Where the data below has the string "labels", return the whole line.
+===+
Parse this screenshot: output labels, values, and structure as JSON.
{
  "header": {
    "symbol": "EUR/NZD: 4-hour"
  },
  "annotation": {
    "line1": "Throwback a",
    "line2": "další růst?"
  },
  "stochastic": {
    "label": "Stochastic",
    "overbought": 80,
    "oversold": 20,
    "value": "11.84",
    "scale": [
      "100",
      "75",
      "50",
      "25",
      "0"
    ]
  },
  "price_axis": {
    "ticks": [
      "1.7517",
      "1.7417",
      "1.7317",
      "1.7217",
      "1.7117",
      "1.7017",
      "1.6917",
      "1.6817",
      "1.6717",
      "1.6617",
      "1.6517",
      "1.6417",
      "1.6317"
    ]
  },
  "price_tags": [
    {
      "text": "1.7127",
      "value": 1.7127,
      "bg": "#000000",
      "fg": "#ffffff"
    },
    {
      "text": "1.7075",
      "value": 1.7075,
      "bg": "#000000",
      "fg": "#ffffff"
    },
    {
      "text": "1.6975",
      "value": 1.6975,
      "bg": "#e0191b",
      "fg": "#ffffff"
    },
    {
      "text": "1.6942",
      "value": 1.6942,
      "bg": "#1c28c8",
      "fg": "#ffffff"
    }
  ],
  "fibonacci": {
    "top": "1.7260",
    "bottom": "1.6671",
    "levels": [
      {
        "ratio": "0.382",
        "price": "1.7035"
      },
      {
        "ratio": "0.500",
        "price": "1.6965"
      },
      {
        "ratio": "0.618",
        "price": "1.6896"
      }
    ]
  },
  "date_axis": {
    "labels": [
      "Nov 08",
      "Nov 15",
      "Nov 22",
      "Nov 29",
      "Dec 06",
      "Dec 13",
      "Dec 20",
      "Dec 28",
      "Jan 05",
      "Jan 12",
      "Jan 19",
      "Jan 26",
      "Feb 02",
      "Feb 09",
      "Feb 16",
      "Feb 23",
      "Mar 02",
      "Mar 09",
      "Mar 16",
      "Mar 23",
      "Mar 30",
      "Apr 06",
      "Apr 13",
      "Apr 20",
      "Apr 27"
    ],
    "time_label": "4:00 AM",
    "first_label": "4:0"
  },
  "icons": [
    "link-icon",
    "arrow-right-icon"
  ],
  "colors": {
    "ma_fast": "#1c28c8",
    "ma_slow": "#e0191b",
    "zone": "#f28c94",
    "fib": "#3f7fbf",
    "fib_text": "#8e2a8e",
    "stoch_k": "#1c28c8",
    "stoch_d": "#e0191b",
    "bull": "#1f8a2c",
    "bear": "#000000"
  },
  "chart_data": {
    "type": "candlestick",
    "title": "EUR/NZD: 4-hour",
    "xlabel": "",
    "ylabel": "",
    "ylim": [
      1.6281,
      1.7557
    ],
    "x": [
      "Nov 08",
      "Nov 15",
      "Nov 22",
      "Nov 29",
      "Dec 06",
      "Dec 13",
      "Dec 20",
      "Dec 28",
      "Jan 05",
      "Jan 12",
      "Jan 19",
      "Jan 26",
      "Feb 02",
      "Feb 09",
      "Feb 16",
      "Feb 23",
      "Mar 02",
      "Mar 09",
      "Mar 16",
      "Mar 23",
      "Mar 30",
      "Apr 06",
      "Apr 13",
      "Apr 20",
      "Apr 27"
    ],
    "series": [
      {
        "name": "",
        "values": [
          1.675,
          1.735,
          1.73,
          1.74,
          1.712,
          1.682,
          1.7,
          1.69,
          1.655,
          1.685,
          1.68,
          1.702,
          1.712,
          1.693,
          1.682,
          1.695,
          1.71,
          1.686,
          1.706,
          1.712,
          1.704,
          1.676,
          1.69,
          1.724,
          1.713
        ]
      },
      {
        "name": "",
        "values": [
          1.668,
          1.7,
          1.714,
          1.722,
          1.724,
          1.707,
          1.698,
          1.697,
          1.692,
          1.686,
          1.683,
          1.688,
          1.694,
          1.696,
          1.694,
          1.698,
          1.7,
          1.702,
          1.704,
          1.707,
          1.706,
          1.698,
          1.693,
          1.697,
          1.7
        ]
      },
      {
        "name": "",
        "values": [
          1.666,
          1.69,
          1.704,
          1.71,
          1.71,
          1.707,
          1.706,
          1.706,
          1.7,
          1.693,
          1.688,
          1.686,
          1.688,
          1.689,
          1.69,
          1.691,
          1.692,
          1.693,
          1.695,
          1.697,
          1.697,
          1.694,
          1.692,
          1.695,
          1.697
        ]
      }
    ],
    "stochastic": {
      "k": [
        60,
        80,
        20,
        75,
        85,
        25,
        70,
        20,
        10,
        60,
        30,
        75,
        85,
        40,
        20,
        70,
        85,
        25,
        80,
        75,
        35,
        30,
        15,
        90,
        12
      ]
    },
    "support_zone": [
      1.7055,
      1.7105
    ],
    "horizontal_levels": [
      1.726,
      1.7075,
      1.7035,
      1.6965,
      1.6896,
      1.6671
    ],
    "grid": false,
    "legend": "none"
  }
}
+===+
> [Final result]:
Parse this screenshot: output labels, values, and structure as JSON.
    "labels": [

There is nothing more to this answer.